### REQUIRED WORK
List each line of the data in which the string "text" appears.

### DATA ENTRIES
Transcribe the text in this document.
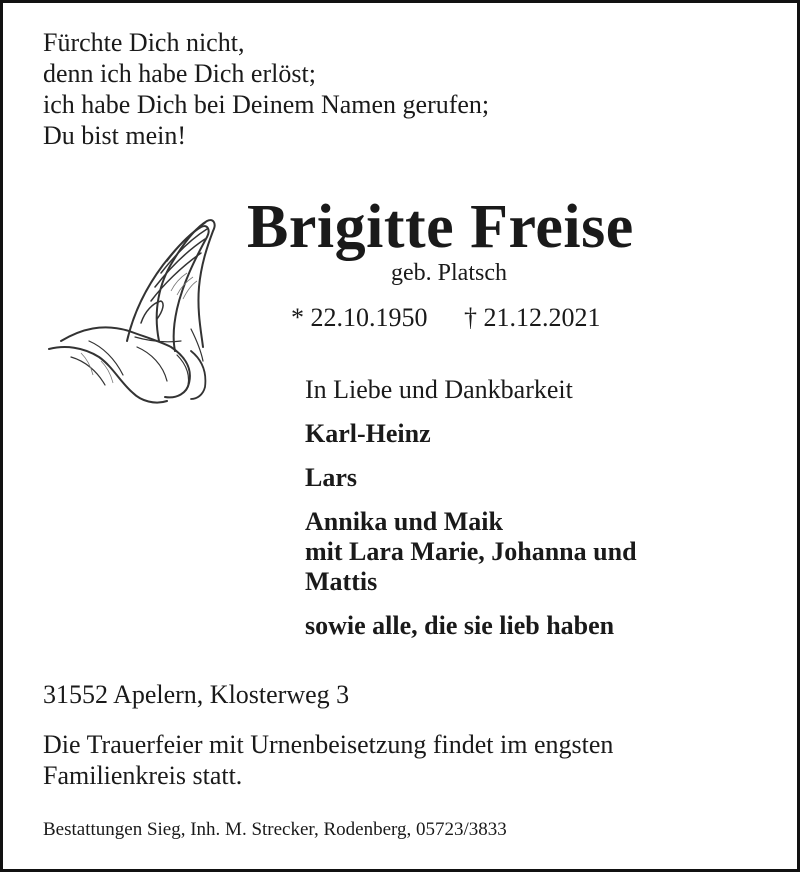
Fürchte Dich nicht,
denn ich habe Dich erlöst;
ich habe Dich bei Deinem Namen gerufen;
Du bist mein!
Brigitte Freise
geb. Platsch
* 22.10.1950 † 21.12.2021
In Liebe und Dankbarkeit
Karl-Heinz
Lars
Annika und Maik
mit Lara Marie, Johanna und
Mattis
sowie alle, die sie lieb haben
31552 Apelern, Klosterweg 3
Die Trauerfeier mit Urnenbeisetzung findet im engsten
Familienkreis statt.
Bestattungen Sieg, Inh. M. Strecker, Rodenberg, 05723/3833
* * *
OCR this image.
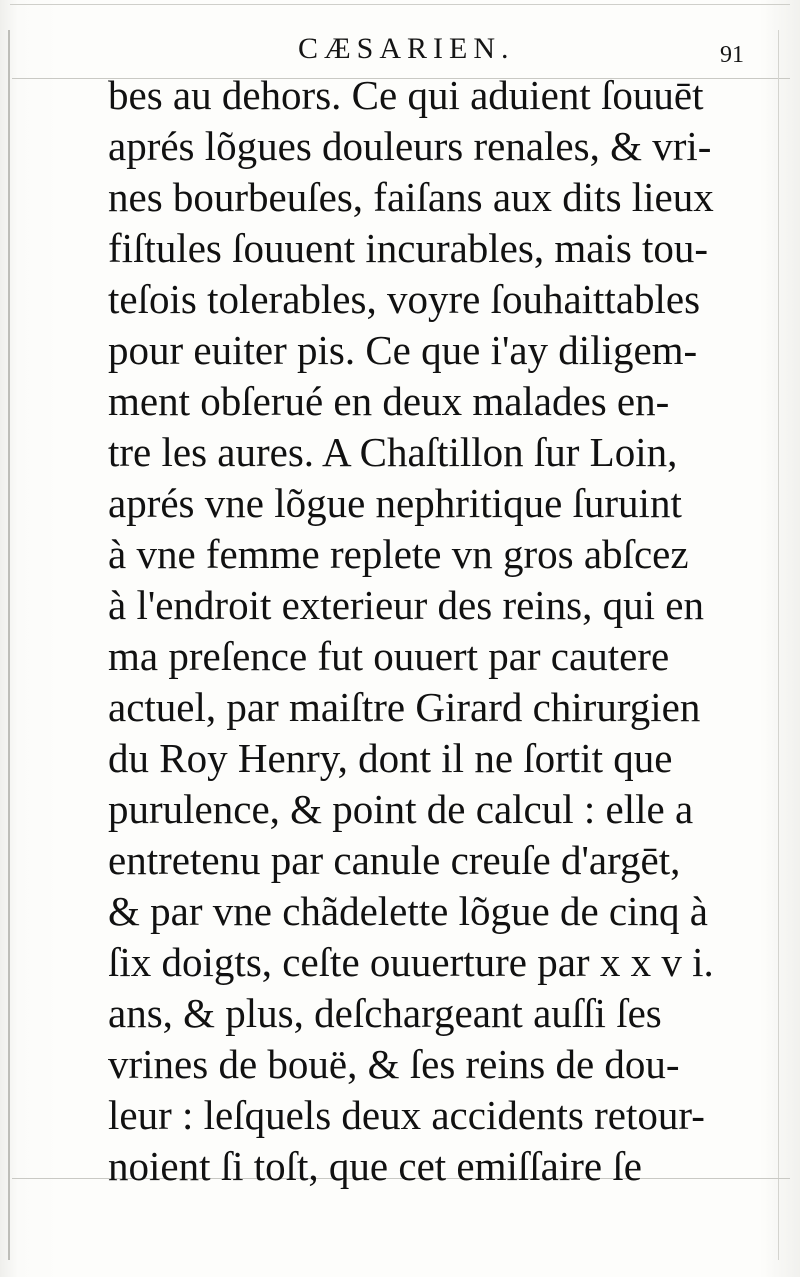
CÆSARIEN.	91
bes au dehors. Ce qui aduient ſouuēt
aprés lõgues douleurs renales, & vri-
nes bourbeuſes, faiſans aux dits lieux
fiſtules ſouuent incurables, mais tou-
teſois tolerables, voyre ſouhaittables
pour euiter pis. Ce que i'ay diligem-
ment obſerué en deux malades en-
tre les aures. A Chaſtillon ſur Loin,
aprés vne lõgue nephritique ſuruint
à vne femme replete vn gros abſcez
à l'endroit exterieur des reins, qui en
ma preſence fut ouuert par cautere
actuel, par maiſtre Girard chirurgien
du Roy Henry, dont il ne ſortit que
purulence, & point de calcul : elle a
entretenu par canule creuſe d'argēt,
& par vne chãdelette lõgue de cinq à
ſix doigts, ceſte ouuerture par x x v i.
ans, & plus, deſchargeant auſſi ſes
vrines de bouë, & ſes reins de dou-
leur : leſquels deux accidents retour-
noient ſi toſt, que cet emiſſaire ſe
---
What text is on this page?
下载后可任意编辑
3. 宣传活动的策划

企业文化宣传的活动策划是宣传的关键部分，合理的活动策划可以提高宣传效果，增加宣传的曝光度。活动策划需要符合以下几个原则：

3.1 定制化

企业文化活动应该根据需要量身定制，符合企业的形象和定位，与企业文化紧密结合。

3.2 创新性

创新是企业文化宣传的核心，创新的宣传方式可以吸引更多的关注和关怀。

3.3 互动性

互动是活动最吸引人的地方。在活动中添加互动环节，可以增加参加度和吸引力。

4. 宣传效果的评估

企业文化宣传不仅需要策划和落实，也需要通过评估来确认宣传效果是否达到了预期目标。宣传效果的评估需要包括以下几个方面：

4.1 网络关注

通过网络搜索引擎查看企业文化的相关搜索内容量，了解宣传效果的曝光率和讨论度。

### WORKED SOLUTION
Transcribe the text in this document.
What text is on this page?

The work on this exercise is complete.